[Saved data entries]
··········

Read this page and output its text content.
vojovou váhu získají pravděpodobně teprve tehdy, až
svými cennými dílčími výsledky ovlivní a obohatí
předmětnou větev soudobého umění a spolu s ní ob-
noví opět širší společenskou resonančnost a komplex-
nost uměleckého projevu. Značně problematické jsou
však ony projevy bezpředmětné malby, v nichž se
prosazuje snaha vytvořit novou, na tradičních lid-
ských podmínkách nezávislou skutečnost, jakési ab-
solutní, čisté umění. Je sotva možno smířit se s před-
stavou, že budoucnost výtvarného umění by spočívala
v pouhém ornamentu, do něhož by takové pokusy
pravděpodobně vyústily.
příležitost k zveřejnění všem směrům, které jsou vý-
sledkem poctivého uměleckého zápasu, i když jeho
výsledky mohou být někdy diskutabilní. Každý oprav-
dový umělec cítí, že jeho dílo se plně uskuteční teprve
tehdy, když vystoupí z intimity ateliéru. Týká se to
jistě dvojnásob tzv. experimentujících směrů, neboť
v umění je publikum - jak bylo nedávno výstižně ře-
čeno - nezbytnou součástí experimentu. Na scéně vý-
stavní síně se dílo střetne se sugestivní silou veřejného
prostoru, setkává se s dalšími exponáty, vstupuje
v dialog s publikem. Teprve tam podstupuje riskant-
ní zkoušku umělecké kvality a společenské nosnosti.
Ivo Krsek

··········

Challenge:
Where a line holds "pravděpodobně", copy it out.

Answer for this exercise:
vojovou váhu získají pravděpodobně teprve tehdy, až
pravděpodobně vyústily.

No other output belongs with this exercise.